What follows is a listing. Return every line of it exactly.

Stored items
****************
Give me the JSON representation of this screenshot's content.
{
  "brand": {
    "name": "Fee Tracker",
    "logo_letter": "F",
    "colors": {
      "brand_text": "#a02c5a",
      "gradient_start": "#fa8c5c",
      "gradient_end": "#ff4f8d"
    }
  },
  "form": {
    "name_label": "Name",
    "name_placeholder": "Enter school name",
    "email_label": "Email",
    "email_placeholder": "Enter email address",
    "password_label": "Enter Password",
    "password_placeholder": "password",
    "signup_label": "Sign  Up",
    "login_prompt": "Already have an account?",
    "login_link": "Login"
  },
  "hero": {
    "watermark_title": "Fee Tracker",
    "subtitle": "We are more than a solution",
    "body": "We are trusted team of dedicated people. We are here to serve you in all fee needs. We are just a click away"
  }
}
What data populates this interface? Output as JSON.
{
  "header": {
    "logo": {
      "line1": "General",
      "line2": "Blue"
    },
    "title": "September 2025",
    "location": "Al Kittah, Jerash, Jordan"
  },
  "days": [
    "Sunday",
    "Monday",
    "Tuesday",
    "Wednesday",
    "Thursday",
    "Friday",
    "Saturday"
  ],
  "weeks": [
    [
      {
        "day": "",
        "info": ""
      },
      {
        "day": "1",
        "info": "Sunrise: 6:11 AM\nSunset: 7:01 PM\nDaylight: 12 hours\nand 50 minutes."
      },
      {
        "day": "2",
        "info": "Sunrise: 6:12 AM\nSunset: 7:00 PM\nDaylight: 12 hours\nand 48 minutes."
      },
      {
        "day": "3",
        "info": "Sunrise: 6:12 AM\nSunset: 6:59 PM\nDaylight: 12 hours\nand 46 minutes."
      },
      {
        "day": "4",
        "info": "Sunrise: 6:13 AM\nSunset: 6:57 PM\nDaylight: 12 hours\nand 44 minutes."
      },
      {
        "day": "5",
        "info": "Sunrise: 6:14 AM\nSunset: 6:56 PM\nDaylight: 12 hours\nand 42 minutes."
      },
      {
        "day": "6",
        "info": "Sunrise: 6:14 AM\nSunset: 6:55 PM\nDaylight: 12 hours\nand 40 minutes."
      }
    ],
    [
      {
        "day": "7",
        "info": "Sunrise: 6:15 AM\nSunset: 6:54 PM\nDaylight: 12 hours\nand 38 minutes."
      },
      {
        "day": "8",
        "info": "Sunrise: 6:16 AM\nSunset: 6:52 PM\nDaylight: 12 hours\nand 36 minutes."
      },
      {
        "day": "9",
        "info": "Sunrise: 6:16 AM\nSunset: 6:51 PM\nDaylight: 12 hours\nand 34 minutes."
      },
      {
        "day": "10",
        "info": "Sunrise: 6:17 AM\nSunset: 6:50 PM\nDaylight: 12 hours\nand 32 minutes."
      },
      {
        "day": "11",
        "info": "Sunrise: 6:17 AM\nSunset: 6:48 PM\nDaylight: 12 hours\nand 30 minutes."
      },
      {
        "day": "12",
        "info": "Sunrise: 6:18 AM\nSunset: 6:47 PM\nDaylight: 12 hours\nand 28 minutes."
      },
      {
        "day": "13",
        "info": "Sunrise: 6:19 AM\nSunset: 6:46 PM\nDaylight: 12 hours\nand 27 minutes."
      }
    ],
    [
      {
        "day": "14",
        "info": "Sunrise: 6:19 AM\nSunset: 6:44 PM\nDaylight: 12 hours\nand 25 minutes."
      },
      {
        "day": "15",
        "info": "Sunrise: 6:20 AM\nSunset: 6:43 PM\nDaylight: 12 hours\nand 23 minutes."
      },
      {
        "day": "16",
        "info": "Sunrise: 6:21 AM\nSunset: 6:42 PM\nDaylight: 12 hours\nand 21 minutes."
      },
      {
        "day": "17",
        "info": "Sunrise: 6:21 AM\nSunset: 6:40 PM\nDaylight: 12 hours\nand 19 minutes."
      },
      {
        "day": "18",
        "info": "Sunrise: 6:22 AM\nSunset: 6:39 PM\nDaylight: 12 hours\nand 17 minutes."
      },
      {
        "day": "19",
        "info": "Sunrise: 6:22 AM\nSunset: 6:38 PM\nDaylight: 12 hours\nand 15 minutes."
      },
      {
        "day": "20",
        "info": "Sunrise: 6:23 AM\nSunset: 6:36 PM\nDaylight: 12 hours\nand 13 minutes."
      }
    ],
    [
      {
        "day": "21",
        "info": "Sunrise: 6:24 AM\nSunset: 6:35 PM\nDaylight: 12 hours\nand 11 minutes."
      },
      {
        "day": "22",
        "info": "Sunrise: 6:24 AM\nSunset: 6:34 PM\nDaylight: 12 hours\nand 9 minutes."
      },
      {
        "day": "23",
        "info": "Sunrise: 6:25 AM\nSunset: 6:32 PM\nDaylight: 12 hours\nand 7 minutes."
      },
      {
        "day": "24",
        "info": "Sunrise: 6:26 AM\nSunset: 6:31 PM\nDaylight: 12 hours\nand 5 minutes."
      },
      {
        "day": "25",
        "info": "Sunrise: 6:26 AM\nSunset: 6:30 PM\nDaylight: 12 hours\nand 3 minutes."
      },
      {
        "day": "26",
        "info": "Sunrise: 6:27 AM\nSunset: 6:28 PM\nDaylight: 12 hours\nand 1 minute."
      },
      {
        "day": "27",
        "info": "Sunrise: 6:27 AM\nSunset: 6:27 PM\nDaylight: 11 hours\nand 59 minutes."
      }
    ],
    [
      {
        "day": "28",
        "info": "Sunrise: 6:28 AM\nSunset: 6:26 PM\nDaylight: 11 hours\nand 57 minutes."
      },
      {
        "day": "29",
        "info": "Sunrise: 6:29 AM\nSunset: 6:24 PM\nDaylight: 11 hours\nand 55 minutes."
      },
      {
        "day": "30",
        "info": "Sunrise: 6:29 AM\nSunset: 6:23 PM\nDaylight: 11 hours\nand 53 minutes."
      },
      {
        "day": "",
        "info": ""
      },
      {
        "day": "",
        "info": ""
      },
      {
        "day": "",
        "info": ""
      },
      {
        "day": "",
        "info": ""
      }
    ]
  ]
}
****************
## Written solution
Give me the JSON representation of this screenshot's content.
{
  "brand": {
    "name": "Fee Tracker",
    "logo_letter": "F",
    "colors": {
      "brand_text": "#a02c5a",
      "gradient_start": "#fa8c5c",
      "gradient_end": "#ff4f8d"
    }
  },
  "form": {
    "name_label": "Name",
    "name_placeholder": "Enter school name",
    "email_label": "Email",
    "email_placeholder": "Enter email address",
    "password_label": "Enter Password",
    "password_placeholder": "password",
    "signup_label": "Sign  Up",
    "login_prompt": "Already have an account?",
    "login_link": "Login"
  },
  "hero": {
    "watermark_title": "Fee Tracker",
    "subtitle": "We are more than a solution",
    "body": "We are trusted team of dedicated people. We are here to serve you in all fee needs. We are just a click away"
  }
}
What data populates this interface? Output as JSON.
{
  "header": {
    "logo": {
      "line1": "General",
      "line2": "Blue"
    },
    "title": "September 2025",
    "location": "Al Kittah, Jerash, Jordan"
  },
  "days": [
    "Sunday",
    "Monday",
    "Tuesday",
    "Wednesday",
    "Thursday",
    "Friday",
    "Saturday"
  ],
  "weeks": [
    [
      {
        "day": "",
        "info": ""
      },
      {
        "day": "1",
        "info": "Sunrise: 6:11 AM\nSunset: 7:01 PM\nDaylight: 12 hours\nand 50 minutes."
      },
      {
        "day": "2",
        "info": "Sunrise: 6:12 AM\nSunset: 7:00 PM\nDaylight: 12 hours\nand 48 minutes."
      },
      {
        "day": "3",
        "info": "Sunrise: 6:12 AM\nSunset: 6:59 PM\nDaylight: 12 hours\nand 46 minutes."
      },
      {
        "day": "4",
        "info": "Sunrise: 6:13 AM\nSunset: 6:57 PM\nDaylight: 12 hours\nand 44 minutes."
      },
      {
        "day": "5",
        "info": "Sunrise: 6:14 AM\nSunset: 6:56 PM\nDaylight: 12 hours\nand 42 minutes."
      },
      {
        "day": "6",
        "info": "Sunrise: 6:14 AM\nSunset: 6:55 PM\nDaylight: 12 hours\nand 40 minutes."
      }
    ],
    [
      {
        "day": "7",
        "info": "Sunrise: 6:15 AM\nSunset: 6:54 PM\nDaylight: 12 hours\nand 38 minutes."
      },
      {
        "day": "8",
        "info": "Sunrise: 6:16 AM\nSunset: 6:52 PM\nDaylight: 12 hours\nand 36 minutes."
      },
      {
        "day": "9",
        "info": "Sunrise: 6:16 AM\nSunset: 6:51 PM\nDaylight: 12 hours\nand 34 minutes."
      },
      {
        "day": "10",
        "info": "Sunrise: 6:17 AM\nSunset: 6:50 PM\nDaylight: 12 hours\nand 32 minutes."
      },
      {
        "day": "11",
        "info": "Sunrise: 6:17 AM\nSunset: 6:48 PM\nDaylight: 12 hours\nand 30 minutes."
      },
      {
        "day": "12",
        "info": "Sunrise: 6:18 AM\nSunset: 6:47 PM\nDaylight: 12 hours\nand 28 minutes."
      },
      {
        "day": "13",
        "info": "Sunrise: 6:19 AM\nSunset: 6:46 PM\nDaylight: 12 hours\nand 27 minutes."
      }
    ],
    [
      {
        "day": "14",
        "info": "Sunrise: 6:19 AM\nSunset: 6:44 PM\nDaylight: 12 hours\nand 25 minutes."
      },
      {
        "day": "15",
        "info": "Sunrise: 6:20 AM\nSunset: 6:43 PM\nDaylight: 12 hours\nand 23 minutes."
      },
      {
        "day": "16",
        "info": "Sunrise: 6:21 AM\nSunset: 6:42 PM\nDaylight: 12 hours\nand 21 minutes."
      },
      {
        "day": "17",
        "info": "Sunrise: 6:21 AM\nSunset: 6:40 PM\nDaylight: 12 hours\nand 19 minutes."
      },
      {
        "day": "18",
        "info": "Sunrise: 6:22 AM\nSunset: 6:39 PM\nDaylight: 12 hours\nand 17 minutes."
      },
      {
        "day": "19",
        "info": "Sunrise: 6:22 AM\nSunset: 6:38 PM\nDaylight: 12 hours\nand 15 minutes."
      },
      {
        "day": "20",
        "info": "Sunrise: 6:23 AM\nSunset: 6:36 PM\nDaylight: 12 hours\nand 13 minutes."
      }
    ],
    [
      {
        "day": "21",
        "info": "Sunrise: 6:24 AM\nSunset: 6:35 PM\nDaylight: 12 hours\nand 11 minutes."
      },
      {
        "day": "22",
        "info": "Sunrise: 6:24 AM\nSunset: 6:34 PM\nDaylight: 12 hours\nand 9 minutes."
      },
      {
        "day": "23",
        "info": "Sunrise: 6:25 AM\nSunset: 6:32 PM\nDaylight: 12 hours\nand 7 minutes."
      },
      {
        "day": "24",
        "info": "Sunrise: 6:26 AM\nSunset: 6:31 PM\nDaylight: 12 hours\nand 5 minutes."
      },
      {
        "day": "25",
        "info": "Sunrise: 6:26 AM\nSunset: 6:30 PM\nDaylight: 12 hours\nand 3 minutes."
      },
      {
        "day": "26",
        "info": "Sunrise: 6:27 AM\nSunset: 6:28 PM\nDaylight: 12 hours\nand 1 minute."
      },
      {
        "day": "27",
        "info": "Sunrise: 6:27 AM\nSunset: 6:27 PM\nDaylight: 11 hours\nand 59 minutes."
      }
    ],
    [
      {
        "day": "28",
        "info": "Sunrise: 6:28 AM\nSunset: 6:26 PM\nDaylight: 11 hours\nand 57 minutes."
      },
      {
        "day": "29",
        "info": "Sunrise: 6:29 AM\nSunset: 6:24 PM\nDaylight: 11 hours\nand 55 minutes."
      },
      {
        "day": "30",
        "info": "Sunrise: 6:29 AM\nSunset: 6:23 PM\nDaylight: 11 hours\nand 53 minutes."
      },
      {
        "day": "",
        "info": ""
      },
      {
        "day": "",
        "info": ""
      },
      {
        "day": "",
        "info": ""
      },
      {
        "day": "",
        "info": ""
      }
    ]
  ]
}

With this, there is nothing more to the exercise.